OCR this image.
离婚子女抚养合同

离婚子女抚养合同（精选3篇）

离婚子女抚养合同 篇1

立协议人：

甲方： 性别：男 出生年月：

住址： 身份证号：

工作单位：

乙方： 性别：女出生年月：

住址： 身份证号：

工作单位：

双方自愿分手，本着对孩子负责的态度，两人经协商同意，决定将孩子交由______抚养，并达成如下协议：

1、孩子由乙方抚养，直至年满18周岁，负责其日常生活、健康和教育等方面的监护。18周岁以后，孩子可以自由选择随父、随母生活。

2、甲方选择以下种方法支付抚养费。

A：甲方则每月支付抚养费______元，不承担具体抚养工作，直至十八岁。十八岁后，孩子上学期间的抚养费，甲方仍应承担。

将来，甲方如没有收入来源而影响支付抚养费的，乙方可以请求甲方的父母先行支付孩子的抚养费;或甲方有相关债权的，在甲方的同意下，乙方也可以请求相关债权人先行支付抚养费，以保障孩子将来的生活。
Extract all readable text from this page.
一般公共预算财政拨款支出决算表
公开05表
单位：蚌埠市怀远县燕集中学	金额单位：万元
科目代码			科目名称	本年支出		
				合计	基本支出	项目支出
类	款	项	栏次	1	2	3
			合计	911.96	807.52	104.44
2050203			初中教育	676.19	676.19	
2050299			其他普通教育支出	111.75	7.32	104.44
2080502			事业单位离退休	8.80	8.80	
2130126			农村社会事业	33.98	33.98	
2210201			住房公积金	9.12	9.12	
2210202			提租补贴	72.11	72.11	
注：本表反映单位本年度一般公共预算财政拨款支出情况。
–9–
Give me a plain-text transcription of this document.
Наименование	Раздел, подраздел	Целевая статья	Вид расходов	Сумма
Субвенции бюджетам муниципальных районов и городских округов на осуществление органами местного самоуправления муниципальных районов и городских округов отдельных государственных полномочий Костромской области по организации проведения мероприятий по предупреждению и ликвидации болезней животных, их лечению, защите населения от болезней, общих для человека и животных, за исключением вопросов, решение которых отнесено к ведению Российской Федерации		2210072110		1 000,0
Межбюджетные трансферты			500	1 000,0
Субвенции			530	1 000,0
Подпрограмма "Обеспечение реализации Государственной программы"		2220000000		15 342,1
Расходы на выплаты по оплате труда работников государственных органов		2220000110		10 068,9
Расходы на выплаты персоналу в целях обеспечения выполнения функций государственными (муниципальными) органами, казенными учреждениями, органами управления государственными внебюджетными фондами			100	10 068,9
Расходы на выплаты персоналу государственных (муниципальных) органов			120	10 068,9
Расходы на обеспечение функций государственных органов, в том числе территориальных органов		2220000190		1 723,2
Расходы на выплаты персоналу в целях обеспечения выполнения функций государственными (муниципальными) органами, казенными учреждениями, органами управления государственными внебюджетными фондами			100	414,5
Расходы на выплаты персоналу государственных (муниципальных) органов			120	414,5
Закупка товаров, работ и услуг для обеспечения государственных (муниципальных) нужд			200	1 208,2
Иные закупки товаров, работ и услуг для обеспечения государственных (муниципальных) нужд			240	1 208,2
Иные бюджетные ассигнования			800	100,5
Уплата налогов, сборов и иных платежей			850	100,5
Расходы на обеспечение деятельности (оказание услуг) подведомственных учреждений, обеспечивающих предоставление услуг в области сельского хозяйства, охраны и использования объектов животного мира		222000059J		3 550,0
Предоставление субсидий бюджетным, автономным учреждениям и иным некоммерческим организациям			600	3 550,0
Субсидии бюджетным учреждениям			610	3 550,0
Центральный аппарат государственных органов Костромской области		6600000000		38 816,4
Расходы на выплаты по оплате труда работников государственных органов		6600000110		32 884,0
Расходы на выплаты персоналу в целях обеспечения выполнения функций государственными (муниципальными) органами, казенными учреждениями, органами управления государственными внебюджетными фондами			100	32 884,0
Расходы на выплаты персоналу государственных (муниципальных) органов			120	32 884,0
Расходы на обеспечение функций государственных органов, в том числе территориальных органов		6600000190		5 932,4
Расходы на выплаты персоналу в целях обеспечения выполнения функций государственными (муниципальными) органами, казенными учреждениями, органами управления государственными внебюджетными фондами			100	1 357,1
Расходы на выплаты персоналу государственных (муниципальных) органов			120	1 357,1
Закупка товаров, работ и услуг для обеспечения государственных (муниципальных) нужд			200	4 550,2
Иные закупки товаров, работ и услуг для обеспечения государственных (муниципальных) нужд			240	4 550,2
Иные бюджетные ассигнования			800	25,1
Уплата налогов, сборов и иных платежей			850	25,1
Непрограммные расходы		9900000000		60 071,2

▶ _WORK TO DO_:
Look through the entries above; copy each line where the string "ассигнования" appears.

▶ _THE COMPLETED TASK_:
Иные бюджетные ассигнования			800	100,5
Иные бюджетные ассигнования			800	25,1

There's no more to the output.